Given exercise: Word for word, transcribe the lines below and drop the pictures.

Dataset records
########################################
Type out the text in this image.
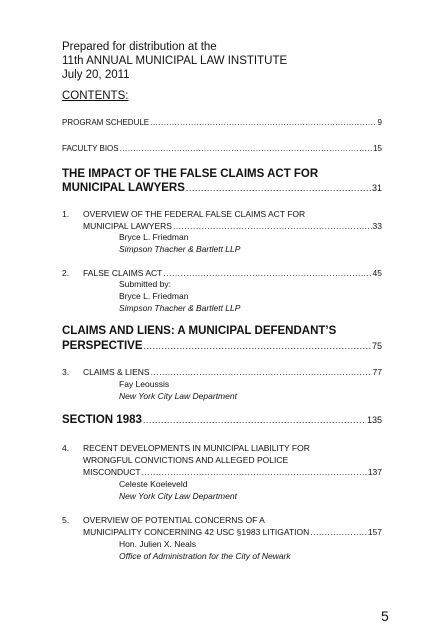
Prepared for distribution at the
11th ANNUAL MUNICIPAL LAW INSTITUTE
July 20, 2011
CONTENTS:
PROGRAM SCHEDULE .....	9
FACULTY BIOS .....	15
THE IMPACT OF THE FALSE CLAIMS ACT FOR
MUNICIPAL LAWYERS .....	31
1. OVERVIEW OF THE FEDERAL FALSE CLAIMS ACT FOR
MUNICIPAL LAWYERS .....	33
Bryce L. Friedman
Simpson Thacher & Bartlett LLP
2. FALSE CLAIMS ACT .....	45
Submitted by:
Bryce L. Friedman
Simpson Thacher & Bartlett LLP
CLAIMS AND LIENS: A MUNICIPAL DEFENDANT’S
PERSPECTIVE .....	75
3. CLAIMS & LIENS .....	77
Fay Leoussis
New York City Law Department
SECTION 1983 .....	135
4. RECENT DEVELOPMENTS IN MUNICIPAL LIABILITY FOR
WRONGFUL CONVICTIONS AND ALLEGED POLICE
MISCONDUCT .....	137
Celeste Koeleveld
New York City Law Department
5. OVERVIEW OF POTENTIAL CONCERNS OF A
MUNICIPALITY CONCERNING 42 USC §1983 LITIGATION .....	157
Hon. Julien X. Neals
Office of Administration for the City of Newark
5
########################################
The solution:
Type out the text in this image.
Prepared for distribution at the
11th ANNUAL MUNICIPAL LAW INSTITUTE
July 20, 2011
CONTENTS:
PROGRAM SCHEDULE .....	9
FACULTY BIOS .....	15
THE IMPACT OF THE FALSE CLAIMS ACT FOR
MUNICIPAL LAWYERS .....	31
1. OVERVIEW OF THE FEDERAL FALSE CLAIMS ACT FOR
MUNICIPAL LAWYERS .....	33
Bryce L. Friedman
Simpson Thacher & Bartlett LLP
2. FALSE CLAIMS ACT .....	45
Submitted by:
Bryce L. Friedman
Simpson Thacher & Bartlett LLP
CLAIMS AND LIENS: A MUNICIPAL DEFENDANT’S
PERSPECTIVE .....	75
3. CLAIMS & LIENS .....	77
Fay Leoussis
New York City Law Department
SECTION 1983 .....	135
4. RECENT DEVELOPMENTS IN MUNICIPAL LIABILITY FOR
WRONGFUL CONVICTIONS AND ALLEGED POLICE
MISCONDUCT .....	137
Celeste Koeleveld
New York City Law Department
5. OVERVIEW OF POTENTIAL CONCERNS OF A
MUNICIPALITY CONCERNING 42 USC §1983 LITIGATION .....	157
Hon. Julien X. Neals
Office of Administration for the City of Newark
5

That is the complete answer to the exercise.